(Input material):
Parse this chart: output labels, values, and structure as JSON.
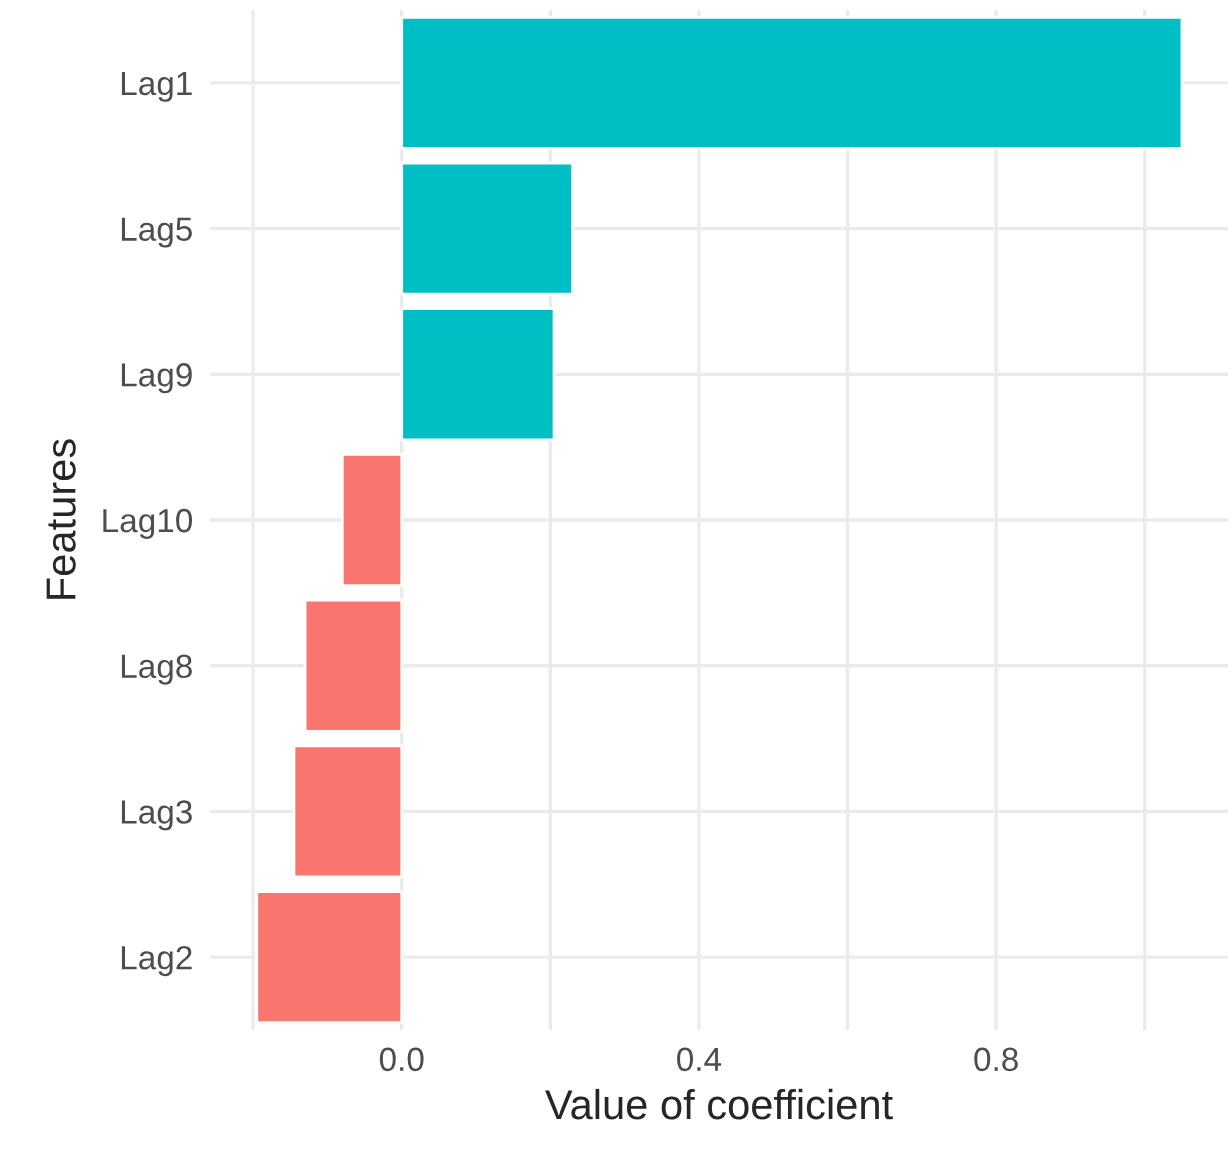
{
  "chart_data": {
    "type": "bar",
    "orientation": "horizontal",
    "xlabel": "Value of coefficient",
    "ylabel": "Features",
    "categories": [
      "Lag1",
      "Lag5",
      "Lag9",
      "Lag10",
      "Lag8",
      "Lag3",
      "Lag2"
    ],
    "values": [
      1.05,
      0.23,
      0.205,
      -0.08,
      -0.13,
      -0.145,
      -0.195
    ],
    "colors": [
      "#00bfc4",
      "#00bfc4",
      "#00bfc4",
      "#f8766d",
      "#f8766d",
      "#f8766d",
      "#f8766d"
    ],
    "xlim": [
      -0.258,
      1.112
    ],
    "xticks": [
      {
        "value": -0.2,
        "label": null
      },
      {
        "value": 0,
        "label": "0.0"
      },
      {
        "value": 0.2,
        "label": null
      },
      0.4,
      {
        "value": 0.6,
        "label": null
      },
      0.8,
      {
        "value": 1.0,
        "label": null
      }
    ],
    "grid": true,
    "legend": false
  }
}
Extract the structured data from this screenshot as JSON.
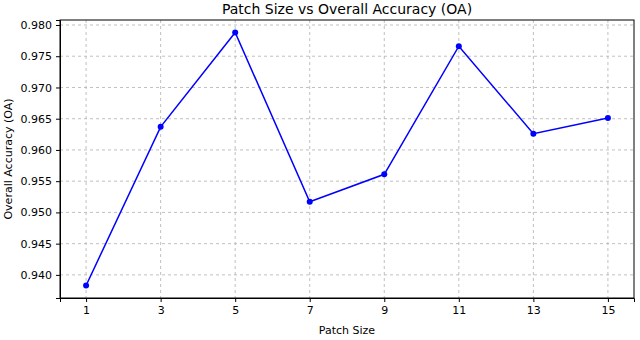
{
  "chart_data": {
    "type": "line",
    "title": "Patch Size vs Overall Accuracy (OA)",
    "x_label": "Patch Size",
    "y_label": "Overall Accuracy (OA)",
    "x": [
      1,
      3,
      5,
      7,
      9,
      11,
      13,
      15
    ],
    "values": [
      0.9383,
      0.9637,
      0.9788,
      0.9517,
      0.9561,
      0.9766,
      0.9626,
      0.9651
    ],
    "color": "#0000ff",
    "marker": "circle",
    "line_style": "solid",
    "xlim": [
      0.3,
      15.7
    ],
    "xticks": [
      1,
      3,
      5,
      7,
      9,
      11,
      13,
      15
    ],
    "ylim": [
      0.9363,
      0.9808
    ],
    "yticks": [
      {
        "value": 0.94,
        "label": "0.940"
      },
      0.945,
      {
        "value": 0.95,
        "label": "0.950"
      },
      0.955,
      {
        "value": 0.96,
        "label": "0.960"
      },
      0.965,
      {
        "value": 0.97,
        "label": "0.970"
      },
      0.975,
      {
        "value": 0.98,
        "label": "0.980"
      }
    ],
    "grid": true
  }
}
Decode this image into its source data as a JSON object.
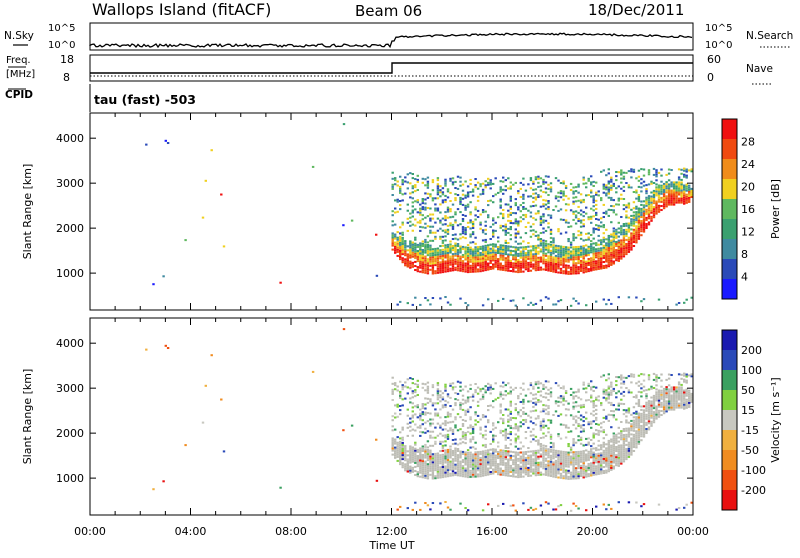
{
  "header": {
    "station": "Wallops Island (fitACF)",
    "beam": "Beam 06",
    "date": "18/Dec/2011"
  },
  "top_panels": {
    "nsky_label": "N.Sky",
    "nsearch_label": "N.Search",
    "nsky_ticks": [
      "10^5",
      "10^0"
    ],
    "nsearch_ticks": [
      "10^5",
      "10^0"
    ],
    "freq_label": "Freq.",
    "freq_unit": "[MHz]",
    "freq_ticks": [
      "18",
      "8"
    ],
    "nave_label": "Nave",
    "nave_ticks": [
      "60",
      "0"
    ],
    "cpid_label": "CPID",
    "cpid_value": "tau (fast) -503"
  },
  "colors": {
    "power_scale": [
      "#1a1aff",
      "#2a4ab8",
      "#3f8aa0",
      "#3aa070",
      "#5fb85f",
      "#f0d020",
      "#f08c1a",
      "#f04a10",
      "#f01010"
    ],
    "velocity_scale": [
      "#e81010",
      "#f05010",
      "#f08c20",
      "#f0b040",
      "#c8c8c0",
      "#80d040",
      "#3aa060",
      "#2a4ab8",
      "#1a1ab0"
    ],
    "ground_scatter": "#bdbdb5"
  },
  "chart_data": [
    {
      "type": "heatmap",
      "name": "power",
      "ylabel": "Slant Range [km]",
      "xlabel": "Time UT",
      "xlim": [
        0,
        24
      ],
      "ylim": [
        180,
        4560
      ],
      "yticks": [
        "1000",
        "2000",
        "3000",
        "4000"
      ],
      "xticks": [
        "00:00",
        "04:00",
        "08:00",
        "12:00",
        "16:00",
        "20:00",
        "00:00"
      ],
      "colorbar_label": "Power [dB]",
      "colorbar_ticks": [
        "4",
        "8",
        "12",
        "16",
        "20",
        "24",
        "28"
      ],
      "band_hours": [
        12.0,
        12.5,
        13.0,
        13.5,
        14.0,
        14.5,
        15.0,
        15.5,
        16.0,
        16.5,
        17.0,
        17.5,
        18.0,
        18.5,
        19.0,
        19.5,
        20.0,
        20.5,
        21.0,
        21.5,
        22.0,
        22.5,
        23.0,
        23.5,
        24.0
      ],
      "band_low_km": [
        1500,
        1150,
        1020,
        960,
        1000,
        1050,
        1000,
        1020,
        1080,
        1040,
        1000,
        1030,
        1060,
        1000,
        960,
        980,
        1050,
        1100,
        1250,
        1500,
        1900,
        2300,
        2500,
        2500,
        2600
      ],
      "band_high_km": [
        1900,
        1750,
        1650,
        1600,
        1600,
        1650,
        1550,
        1600,
        1650,
        1600,
        1580,
        1600,
        1650,
        1600,
        1550,
        1600,
        1650,
        1800,
        2000,
        2200,
        2600,
        2900,
        3050,
        3000,
        2900
      ]
    },
    {
      "type": "heatmap",
      "name": "velocity",
      "ylabel": "Slant Range [km]",
      "xlabel": "Time UT",
      "xlim": [
        0,
        24
      ],
      "ylim": [
        180,
        4560
      ],
      "yticks": [
        "1000",
        "2000",
        "3000",
        "4000"
      ],
      "xticks": [
        "00:00",
        "04:00",
        "08:00",
        "12:00",
        "16:00",
        "20:00",
        "00:00"
      ],
      "colorbar_label": "Velocity [m s⁻¹]",
      "colorbar_ticks": [
        "200",
        "100",
        "50",
        "15",
        "-15",
        "-50",
        "-100",
        "-200"
      ]
    }
  ]
}
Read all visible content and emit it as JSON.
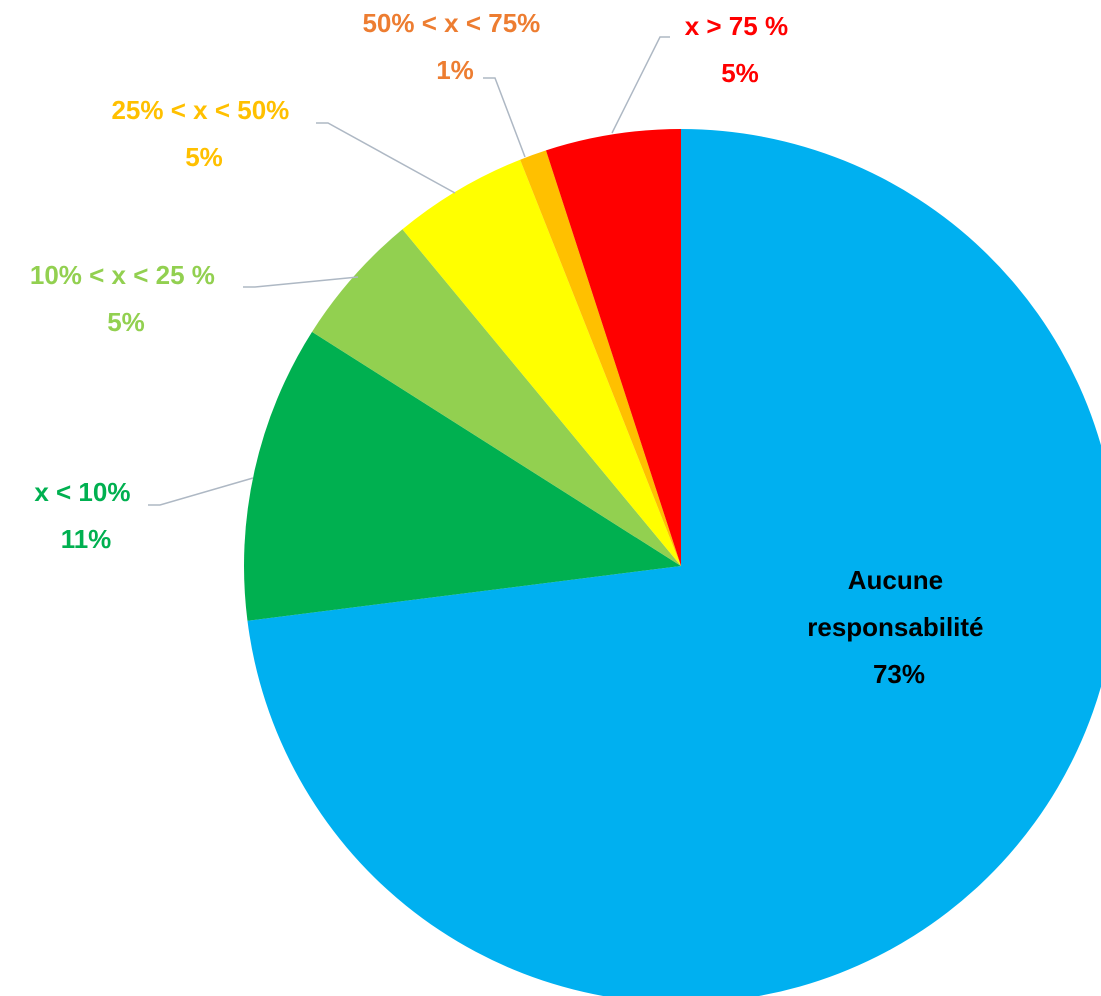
{
  "chart_data": {
    "type": "pie",
    "title": "",
    "start": "12 o'clock, clockwise",
    "slices": [
      {
        "label": "Aucune responsabilité",
        "label_lines": [
          "Aucune",
          "responsabilité"
        ],
        "value": 73,
        "value_label": "73%",
        "color": "#00B0F0",
        "label_color": "#000000"
      },
      {
        "label": "x < 10%",
        "value": 11,
        "value_label": "11%",
        "color": "#00B050",
        "label_color": "#00B050"
      },
      {
        "label": "10% < x < 25 %",
        "value": 5,
        "value_label": "5%",
        "color": "#92D050",
        "label_color": "#92D050"
      },
      {
        "label": "25% < x < 50%",
        "value": 5,
        "value_label": "5%",
        "color": "#FFFF00",
        "label_color": "#FFC000"
      },
      {
        "label": "50% < x < 75%",
        "value": 1,
        "value_label": "1%",
        "color": "#FFC000",
        "label_color": "#ED7D31"
      },
      {
        "label": "x > 75 %",
        "value": 5,
        "value_label": "5%",
        "color": "#FF0000",
        "label_color": "#FF0000"
      }
    ]
  }
}
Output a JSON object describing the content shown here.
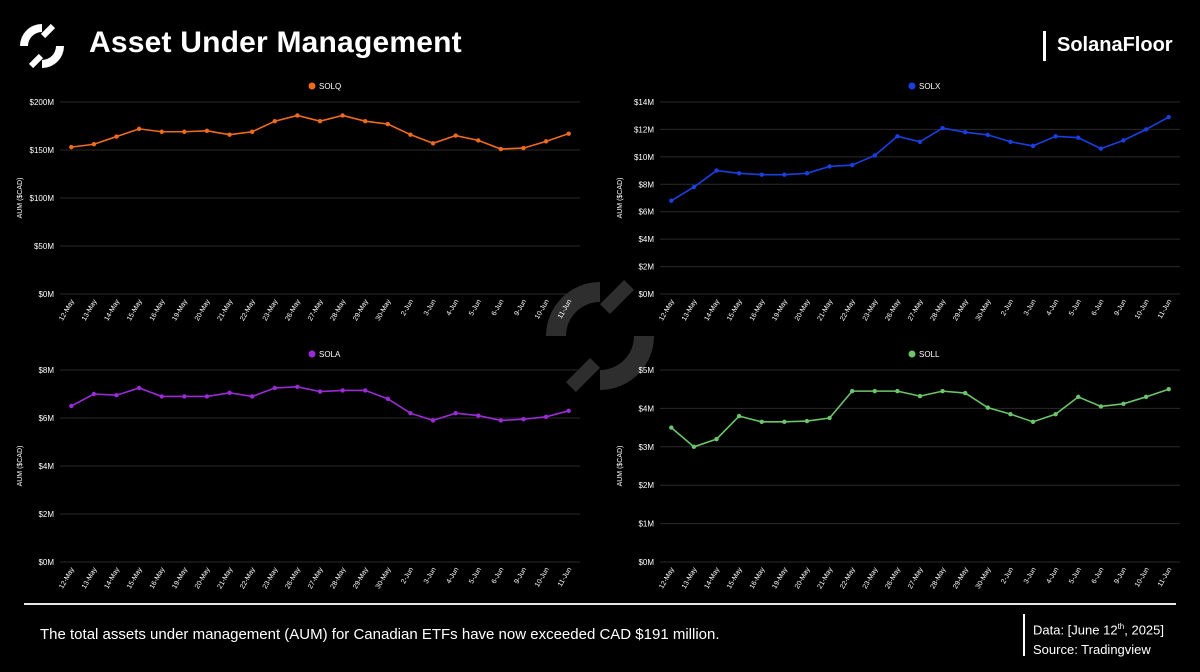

(Requirement): Your task is to transcribe all of the records precisely, with no images included.

(Task output):
Parse this chart: output labels, values, and structure as JSON.
{
  "chart_data": {
    "type": "bar",
    "orientation": "horizontal",
    "xlabel": "Value of coefficient",
    "ylabel": "Features",
    "categories": [
      "Lag1",
      "Lag5",
      "Lag9",
      "Lag10",
      "Lag8",
      "Lag3",
      "Lag2"
    ],
    "values": [
      1.05,
      0.23,
      0.205,
      -0.08,
      -0.13,
      -0.145,
      -0.195
    ],
    "colors": [
      "#00bfc4",
      "#00bfc4",
      "#00bfc4",
      "#f8766d",
      "#f8766d",
      "#f8766d",
      "#f8766d"
    ],
    "xlim": [
      -0.258,
      1.112
    ],
    "xticks": [
      {
        "value": -0.2,
        "label": null
      },
      {
        "value": 0,
        "label": "0.0"
      },
      {
        "value": 0.2,
        "label": null
      },
      0.4,
      {
        "value": 0.6,
        "label": null
      },
      0.8,
      {
        "value": 1.0,
        "label": null
      }
    ],
    "grid": true,
    "legend": false
  }
}
Extract the structured data from this screenshot as JSON.
{
  "chart_data": {
    "type": "line",
    "title": "Patch Size vs Overall Accuracy (OA)",
    "x_label": "Patch Size",
    "y_label": "Overall Accuracy (OA)",
    "x": [
      1,
      3,
      5,
      7,
      9,
      11,
      13,
      15
    ],
    "values": [
      0.9383,
      0.9637,
      0.9788,
      0.9517,
      0.9561,
      0.9766,
      0.9626,
      0.9651
    ],
    "color": "#0000ff",
    "marker": "circle",
    "line_style": "solid",
    "xlim": [
      0.3,
      15.7
    ],
    "xticks": [
      1,
      3,
      5,
      7,
      9,
      11,
      13,
      15
    ],
    "ylim": [
      0.9363,
      0.9808
    ],
    "yticks": [
      {
        "value": 0.94,
        "label": "0.940"
      },
      0.945,
      {
        "value": 0.95,
        "label": "0.950"
      },
      0.955,
      {
        "value": 0.96,
        "label": "0.960"
      },
      0.965,
      {
        "value": 0.97,
        "label": "0.970"
      },
      0.975,
      {
        "value": 0.98,
        "label": "0.980"
      }
    ],
    "grid": true
  }
}
Decode this image into its source data as a JSON object.
{
  "header": {
    "station": "Wallops Island (fitACF)",
    "beam": "Beam 06",
    "date": "18/Dec/2011"
  },
  "top_panels": {
    "nsky_label": "N.Sky",
    "nsearch_label": "N.Search",
    "nsky_ticks": [
      "10^5",
      "10^0"
    ],
    "nsearch_ticks": [
      "10^5",
      "10^0"
    ],
    "freq_label": "Freq.",
    "freq_unit": "[MHz]",
    "freq_ticks": [
      "18",
      "8"
    ],
    "nave_label": "Nave",
    "nave_ticks": [
      "60",
      "0"
    ],
    "cpid_label": "CPID",
    "cpid_value": "tau (fast) -503"
  },
  "colors": {
    "power_scale": [
      "#1a1aff",
      "#2a4ab8",
      "#3f8aa0",
      "#3aa070",
      "#5fb85f",
      "#f0d020",
      "#f08c1a",
      "#f04a10",
      "#f01010"
    ],
    "velocity_scale": [
      "#e81010",
      "#f05010",
      "#f08c20",
      "#f0b040",
      "#c8c8c0",
      "#80d040",
      "#3aa060",
      "#2a4ab8",
      "#1a1ab0"
    ],
    "ground_scatter": "#bdbdb5"
  },
  "chart_data": [
    {
      "type": "heatmap",
      "name": "power",
      "ylabel": "Slant Range [km]",
      "xlabel": "Time UT",
      "xlim": [
        0,
        24
      ],
      "ylim": [
        180,
        4560
      ],
      "yticks": [
        "1000",
        "2000",
        "3000",
        "4000"
      ],
      "xticks": [
        "00:00",
        "04:00",
        "08:00",
        "12:00",
        "16:00",
        "20:00",
        "00:00"
      ],
      "colorbar_label": "Power [dB]",
      "colorbar_ticks": [
        "4",
        "8",
        "12",
        "16",
        "20",
        "24",
        "28"
      ],
      "band_hours": [
        12.0,
        12.5,
        13.0,
        13.5,
        14.0,
        14.5,
        15.0,
        15.5,
        16.0,
        16.5,
        17.0,
        17.5,
        18.0,
        18.5,
        19.0,
        19.5,
        20.0,
        20.5,
        21.0,
        21.5,
        22.0,
        22.5,
        23.0,
        23.5,
        24.0
      ],
      "band_low_km": [
        1500,
        1150,
        1020,
        960,
        1000,
        1050,
        1000,
        1020,
        1080,
        1040,
        1000,
        1030,
        1060,
        1000,
        960,
        980,
        1050,
        1100,
        1250,
        1500,
        1900,
        2300,
        2500,
        2500,
        2600
      ],
      "band_high_km": [
        1900,
        1750,
        1650,
        1600,
        1600,
        1650,
        1550,
        1600,
        1650,
        1600,
        1580,
        1600,
        1650,
        1600,
        1550,
        1600,
        1650,
        1800,
        2000,
        2200,
        2600,
        2900,
        3050,
        3000,
        2900
      ]
    },
    {
      "type": "heatmap",
      "name": "velocity",
      "ylabel": "Slant Range [km]",
      "xlabel": "Time UT",
      "xlim": [
        0,
        24
      ],
      "ylim": [
        180,
        4560
      ],
      "yticks": [
        "1000",
        "2000",
        "3000",
        "4000"
      ],
      "xticks": [
        "00:00",
        "04:00",
        "08:00",
        "12:00",
        "16:00",
        "20:00",
        "00:00"
      ],
      "colorbar_label": "Velocity [m s⁻¹]",
      "colorbar_ticks": [
        "200",
        "100",
        "50",
        "15",
        "-15",
        "-50",
        "-100",
        "-200"
      ]
    }
  ]
}
Read all visible content and emit it as JSON.
{
  "chart_data": {
    "type": "pie",
    "title": "",
    "start": "12 o'clock, clockwise",
    "slices": [
      {
        "label": "Aucune responsabilité",
        "label_lines": [
          "Aucune",
          "responsabilité"
        ],
        "value": 73,
        "value_label": "73%",
        "color": "#00B0F0",
        "label_color": "#000000"
      },
      {
        "label": "x < 10%",
        "value": 11,
        "value_label": "11%",
        "color": "#00B050",
        "label_color": "#00B050"
      },
      {
        "label": "10% < x < 25 %",
        "value": 5,
        "value_label": "5%",
        "color": "#92D050",
        "label_color": "#92D050"
      },
      {
        "label": "25% < x < 50%",
        "value": 5,
        "value_label": "5%",
        "color": "#FFFF00",
        "label_color": "#FFC000"
      },
      {
        "label": "50% < x < 75%",
        "value": 1,
        "value_label": "1%",
        "color": "#FFC000",
        "label_color": "#ED7D31"
      },
      {
        "label": "x > 75 %",
        "value": 5,
        "value_label": "5%",
        "color": "#FF0000",
        "label_color": "#FF0000"
      }
    ]
  }
}
Output a JSON object describing the content shown here.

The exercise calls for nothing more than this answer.